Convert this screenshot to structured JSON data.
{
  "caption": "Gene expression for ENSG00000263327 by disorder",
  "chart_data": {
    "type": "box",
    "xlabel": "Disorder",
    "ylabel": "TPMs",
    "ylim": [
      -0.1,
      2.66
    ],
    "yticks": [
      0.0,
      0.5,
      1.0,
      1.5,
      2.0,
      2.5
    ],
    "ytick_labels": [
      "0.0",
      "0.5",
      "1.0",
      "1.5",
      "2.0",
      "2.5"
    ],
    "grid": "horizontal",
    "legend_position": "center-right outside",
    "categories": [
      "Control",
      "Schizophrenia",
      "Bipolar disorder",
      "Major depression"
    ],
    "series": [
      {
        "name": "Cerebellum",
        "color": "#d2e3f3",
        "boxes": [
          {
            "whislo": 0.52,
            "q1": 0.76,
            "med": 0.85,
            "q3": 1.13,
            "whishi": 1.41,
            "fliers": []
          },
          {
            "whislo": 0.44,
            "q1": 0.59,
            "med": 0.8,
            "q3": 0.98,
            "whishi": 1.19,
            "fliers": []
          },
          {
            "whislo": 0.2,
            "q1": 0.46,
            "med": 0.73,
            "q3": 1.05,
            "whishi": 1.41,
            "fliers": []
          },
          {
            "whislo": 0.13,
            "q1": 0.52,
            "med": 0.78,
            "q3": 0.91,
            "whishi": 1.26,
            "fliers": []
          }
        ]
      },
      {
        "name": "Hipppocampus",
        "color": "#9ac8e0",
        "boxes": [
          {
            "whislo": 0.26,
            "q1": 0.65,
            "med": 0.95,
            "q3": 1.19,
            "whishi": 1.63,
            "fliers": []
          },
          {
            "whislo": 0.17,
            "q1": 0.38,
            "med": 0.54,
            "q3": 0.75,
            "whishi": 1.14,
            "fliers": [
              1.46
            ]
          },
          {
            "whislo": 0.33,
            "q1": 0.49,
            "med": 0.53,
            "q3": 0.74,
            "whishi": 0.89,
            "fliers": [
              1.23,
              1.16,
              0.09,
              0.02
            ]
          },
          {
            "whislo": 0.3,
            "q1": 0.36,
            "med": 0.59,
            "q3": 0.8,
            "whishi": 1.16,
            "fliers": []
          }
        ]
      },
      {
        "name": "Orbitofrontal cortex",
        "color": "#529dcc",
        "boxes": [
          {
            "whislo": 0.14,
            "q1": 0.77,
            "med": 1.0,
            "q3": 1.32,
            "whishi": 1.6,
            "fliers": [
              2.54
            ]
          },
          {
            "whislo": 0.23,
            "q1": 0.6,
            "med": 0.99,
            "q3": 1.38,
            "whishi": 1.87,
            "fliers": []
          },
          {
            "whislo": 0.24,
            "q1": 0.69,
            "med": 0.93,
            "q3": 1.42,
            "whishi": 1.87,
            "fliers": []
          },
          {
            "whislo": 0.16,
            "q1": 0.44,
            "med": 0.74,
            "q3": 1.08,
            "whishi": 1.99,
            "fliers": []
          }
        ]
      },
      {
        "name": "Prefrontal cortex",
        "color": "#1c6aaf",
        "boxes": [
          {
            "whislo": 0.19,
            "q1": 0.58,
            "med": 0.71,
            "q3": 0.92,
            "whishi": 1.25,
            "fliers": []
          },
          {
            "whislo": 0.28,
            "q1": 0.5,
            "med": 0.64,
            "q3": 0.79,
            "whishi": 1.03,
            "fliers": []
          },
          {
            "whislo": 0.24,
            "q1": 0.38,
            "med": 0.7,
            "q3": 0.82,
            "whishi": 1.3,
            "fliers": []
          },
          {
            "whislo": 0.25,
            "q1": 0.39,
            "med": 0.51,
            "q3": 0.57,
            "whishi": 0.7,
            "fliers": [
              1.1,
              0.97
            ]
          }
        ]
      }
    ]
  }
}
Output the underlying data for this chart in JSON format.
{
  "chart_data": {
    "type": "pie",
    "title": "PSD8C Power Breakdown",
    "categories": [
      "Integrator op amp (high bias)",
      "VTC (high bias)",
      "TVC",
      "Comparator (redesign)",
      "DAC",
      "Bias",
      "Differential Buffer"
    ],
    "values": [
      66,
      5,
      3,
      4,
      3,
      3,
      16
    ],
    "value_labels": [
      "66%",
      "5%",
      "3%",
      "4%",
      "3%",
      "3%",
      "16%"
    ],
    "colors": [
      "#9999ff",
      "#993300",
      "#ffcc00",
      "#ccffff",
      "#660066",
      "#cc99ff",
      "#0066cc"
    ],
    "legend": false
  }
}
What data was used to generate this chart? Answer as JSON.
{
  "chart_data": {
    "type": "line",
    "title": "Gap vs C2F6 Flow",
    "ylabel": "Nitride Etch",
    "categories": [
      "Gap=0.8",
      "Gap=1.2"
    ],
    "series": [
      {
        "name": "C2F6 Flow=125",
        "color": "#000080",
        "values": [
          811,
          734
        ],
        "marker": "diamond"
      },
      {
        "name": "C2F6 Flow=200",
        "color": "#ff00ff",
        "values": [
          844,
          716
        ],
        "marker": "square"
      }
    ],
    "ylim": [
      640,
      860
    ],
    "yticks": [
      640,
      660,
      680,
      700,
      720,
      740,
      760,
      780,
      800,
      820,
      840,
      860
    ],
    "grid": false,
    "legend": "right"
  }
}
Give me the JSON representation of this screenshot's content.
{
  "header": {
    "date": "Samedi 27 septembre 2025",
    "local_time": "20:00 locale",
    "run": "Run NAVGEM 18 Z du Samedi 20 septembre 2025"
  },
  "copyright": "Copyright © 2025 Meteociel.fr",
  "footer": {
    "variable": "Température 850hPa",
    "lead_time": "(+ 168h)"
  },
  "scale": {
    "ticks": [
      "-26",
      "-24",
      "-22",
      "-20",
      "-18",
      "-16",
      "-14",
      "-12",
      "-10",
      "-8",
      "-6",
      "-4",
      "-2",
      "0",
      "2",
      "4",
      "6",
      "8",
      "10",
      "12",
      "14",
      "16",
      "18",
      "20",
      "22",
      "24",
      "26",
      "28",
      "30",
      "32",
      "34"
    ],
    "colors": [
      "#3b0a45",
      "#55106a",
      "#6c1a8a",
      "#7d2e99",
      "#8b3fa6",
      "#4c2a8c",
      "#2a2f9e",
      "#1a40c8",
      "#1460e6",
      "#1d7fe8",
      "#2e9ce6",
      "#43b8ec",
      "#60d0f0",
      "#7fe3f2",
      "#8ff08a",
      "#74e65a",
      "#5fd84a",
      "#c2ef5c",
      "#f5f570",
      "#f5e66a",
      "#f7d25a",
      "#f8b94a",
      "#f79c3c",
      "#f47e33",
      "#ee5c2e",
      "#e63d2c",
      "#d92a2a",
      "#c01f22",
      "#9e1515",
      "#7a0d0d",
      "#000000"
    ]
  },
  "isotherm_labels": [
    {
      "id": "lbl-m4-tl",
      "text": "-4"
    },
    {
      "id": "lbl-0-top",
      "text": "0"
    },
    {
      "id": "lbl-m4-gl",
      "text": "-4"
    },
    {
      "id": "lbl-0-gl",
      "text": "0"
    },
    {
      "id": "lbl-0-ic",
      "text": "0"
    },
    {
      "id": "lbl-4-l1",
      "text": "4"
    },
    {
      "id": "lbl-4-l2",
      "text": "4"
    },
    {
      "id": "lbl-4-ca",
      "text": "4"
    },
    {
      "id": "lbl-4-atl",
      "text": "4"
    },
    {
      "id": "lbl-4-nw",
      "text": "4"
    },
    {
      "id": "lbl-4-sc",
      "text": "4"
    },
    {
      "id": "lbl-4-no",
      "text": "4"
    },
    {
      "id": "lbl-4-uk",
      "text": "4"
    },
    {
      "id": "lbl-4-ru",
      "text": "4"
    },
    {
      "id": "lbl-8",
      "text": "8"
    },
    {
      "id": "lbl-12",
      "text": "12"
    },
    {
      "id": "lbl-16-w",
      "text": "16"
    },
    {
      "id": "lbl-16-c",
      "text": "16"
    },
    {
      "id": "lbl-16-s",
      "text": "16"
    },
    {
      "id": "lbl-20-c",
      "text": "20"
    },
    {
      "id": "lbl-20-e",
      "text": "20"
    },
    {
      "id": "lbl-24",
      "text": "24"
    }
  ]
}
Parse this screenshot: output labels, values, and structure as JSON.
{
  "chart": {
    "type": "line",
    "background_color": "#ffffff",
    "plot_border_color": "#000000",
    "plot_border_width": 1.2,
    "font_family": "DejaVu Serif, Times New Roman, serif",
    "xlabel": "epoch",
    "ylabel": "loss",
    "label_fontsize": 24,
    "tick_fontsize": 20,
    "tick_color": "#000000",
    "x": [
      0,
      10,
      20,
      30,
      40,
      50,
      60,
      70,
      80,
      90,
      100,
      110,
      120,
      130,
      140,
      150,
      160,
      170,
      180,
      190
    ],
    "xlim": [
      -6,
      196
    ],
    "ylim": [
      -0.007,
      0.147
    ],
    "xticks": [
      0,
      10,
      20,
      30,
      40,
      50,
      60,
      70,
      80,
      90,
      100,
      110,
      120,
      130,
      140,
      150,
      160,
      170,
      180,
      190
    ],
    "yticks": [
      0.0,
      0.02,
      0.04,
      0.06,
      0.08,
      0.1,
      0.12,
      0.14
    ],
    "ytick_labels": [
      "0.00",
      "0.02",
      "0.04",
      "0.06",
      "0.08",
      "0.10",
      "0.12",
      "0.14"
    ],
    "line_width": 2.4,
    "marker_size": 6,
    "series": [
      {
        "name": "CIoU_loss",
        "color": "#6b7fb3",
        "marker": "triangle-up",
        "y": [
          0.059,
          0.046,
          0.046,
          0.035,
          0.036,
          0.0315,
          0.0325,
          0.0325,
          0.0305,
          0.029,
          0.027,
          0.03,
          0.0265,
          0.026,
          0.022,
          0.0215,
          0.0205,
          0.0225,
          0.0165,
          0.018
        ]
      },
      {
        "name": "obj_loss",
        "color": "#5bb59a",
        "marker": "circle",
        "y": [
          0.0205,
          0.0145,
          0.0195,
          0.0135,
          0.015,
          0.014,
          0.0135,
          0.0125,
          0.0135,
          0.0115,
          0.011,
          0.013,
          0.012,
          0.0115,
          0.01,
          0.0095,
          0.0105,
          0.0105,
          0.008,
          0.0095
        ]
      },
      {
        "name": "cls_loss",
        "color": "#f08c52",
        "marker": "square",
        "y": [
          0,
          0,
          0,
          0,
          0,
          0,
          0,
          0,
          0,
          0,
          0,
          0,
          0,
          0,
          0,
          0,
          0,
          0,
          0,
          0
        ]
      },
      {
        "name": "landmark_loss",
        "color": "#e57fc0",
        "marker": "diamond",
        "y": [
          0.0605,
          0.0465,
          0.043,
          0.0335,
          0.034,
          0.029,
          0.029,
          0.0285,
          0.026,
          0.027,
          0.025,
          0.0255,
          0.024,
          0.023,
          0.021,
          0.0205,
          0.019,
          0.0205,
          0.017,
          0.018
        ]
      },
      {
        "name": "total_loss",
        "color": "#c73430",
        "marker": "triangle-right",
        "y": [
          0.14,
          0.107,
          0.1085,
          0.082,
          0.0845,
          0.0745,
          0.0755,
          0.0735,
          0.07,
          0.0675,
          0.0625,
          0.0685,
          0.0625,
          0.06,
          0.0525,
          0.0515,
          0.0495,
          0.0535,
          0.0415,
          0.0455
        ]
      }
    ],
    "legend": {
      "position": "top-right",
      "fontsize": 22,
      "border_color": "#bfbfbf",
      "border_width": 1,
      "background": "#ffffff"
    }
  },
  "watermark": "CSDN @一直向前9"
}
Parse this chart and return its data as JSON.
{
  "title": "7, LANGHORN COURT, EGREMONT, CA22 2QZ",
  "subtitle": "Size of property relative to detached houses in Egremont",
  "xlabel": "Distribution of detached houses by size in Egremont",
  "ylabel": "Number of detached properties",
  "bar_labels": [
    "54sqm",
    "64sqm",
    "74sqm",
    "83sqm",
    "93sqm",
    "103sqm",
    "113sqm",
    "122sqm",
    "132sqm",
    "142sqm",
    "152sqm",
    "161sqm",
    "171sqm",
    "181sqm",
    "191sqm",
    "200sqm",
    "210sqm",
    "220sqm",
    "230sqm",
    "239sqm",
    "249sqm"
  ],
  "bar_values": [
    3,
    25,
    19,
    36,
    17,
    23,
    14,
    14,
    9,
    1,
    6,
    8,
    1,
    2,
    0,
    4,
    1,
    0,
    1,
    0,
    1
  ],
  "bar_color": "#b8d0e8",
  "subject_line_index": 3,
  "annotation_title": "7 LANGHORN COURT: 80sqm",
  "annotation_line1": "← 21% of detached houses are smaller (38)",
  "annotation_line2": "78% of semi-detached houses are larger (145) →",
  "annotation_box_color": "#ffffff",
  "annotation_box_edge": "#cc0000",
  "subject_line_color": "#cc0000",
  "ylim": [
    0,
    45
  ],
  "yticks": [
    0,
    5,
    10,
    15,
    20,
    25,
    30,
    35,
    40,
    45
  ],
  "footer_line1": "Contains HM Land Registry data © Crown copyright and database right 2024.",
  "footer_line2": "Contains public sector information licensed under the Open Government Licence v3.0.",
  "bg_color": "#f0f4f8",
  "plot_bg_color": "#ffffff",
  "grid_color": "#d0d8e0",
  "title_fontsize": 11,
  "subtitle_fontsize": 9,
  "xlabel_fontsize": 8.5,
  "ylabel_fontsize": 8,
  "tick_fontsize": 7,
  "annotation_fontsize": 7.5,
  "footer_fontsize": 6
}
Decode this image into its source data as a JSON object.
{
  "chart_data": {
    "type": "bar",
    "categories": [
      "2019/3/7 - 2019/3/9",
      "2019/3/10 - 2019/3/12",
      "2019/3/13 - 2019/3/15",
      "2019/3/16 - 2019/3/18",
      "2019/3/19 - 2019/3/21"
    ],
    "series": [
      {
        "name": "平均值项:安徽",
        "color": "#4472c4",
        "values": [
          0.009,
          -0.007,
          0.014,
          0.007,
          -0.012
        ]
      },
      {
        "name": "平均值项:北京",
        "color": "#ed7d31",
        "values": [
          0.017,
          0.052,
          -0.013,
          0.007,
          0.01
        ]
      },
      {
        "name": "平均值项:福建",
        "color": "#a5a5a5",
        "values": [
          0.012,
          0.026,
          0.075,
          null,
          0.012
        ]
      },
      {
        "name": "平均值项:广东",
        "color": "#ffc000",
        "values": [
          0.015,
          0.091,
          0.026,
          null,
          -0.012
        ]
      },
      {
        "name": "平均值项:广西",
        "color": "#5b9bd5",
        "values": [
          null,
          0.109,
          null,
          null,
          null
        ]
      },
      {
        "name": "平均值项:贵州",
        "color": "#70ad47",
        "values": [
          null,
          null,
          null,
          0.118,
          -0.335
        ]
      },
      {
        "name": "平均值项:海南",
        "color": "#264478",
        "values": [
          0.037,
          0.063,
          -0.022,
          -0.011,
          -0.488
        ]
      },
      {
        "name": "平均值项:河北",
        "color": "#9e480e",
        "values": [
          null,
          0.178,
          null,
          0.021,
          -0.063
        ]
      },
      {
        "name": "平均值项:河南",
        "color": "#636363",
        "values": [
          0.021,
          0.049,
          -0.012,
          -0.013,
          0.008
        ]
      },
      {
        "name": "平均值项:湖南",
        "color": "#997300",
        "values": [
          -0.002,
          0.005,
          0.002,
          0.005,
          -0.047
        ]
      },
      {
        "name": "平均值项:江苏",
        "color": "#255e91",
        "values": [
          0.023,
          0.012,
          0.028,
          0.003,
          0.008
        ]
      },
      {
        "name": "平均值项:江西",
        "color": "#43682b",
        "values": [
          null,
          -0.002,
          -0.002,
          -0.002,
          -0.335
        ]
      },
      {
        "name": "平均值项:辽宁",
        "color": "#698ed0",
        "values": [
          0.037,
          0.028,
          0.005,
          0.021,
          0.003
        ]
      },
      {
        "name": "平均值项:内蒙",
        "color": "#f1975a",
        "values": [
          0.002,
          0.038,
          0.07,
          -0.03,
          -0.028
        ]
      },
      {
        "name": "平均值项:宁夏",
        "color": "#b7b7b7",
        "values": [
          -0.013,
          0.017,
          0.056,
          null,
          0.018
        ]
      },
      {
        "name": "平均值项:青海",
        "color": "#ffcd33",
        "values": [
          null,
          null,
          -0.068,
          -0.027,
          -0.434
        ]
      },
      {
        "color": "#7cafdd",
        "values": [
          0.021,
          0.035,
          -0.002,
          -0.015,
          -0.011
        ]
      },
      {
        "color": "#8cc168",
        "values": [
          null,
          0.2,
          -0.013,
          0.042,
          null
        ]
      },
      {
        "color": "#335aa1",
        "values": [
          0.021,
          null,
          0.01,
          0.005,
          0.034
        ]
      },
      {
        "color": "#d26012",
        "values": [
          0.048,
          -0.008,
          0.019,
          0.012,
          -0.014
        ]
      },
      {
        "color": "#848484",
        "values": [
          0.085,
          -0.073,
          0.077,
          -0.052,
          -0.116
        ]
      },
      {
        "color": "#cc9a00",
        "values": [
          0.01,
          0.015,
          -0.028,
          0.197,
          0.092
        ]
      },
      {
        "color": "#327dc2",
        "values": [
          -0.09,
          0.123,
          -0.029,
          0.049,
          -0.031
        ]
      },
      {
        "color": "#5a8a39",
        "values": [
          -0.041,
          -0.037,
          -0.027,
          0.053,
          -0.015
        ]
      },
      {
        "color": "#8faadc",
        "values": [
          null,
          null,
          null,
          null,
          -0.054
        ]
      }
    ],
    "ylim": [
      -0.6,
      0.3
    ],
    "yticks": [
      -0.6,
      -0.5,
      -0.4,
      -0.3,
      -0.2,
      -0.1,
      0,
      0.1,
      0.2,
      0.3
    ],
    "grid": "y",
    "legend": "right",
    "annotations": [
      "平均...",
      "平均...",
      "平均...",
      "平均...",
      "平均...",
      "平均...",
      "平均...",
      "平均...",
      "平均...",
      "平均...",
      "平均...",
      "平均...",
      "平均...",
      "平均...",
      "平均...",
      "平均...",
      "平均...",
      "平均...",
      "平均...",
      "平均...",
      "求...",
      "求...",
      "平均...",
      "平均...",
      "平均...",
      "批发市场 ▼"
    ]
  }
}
▬▬▬▬▬▬
### [Short task]
Take each line containing the string "copyright" and copy it out.

### [In response]
  "copyright": "Copyright © 2025 Meteociel.fr",
  "footer_line1": "Contains HM Land Registry data © Crown copyright and database right 2024.",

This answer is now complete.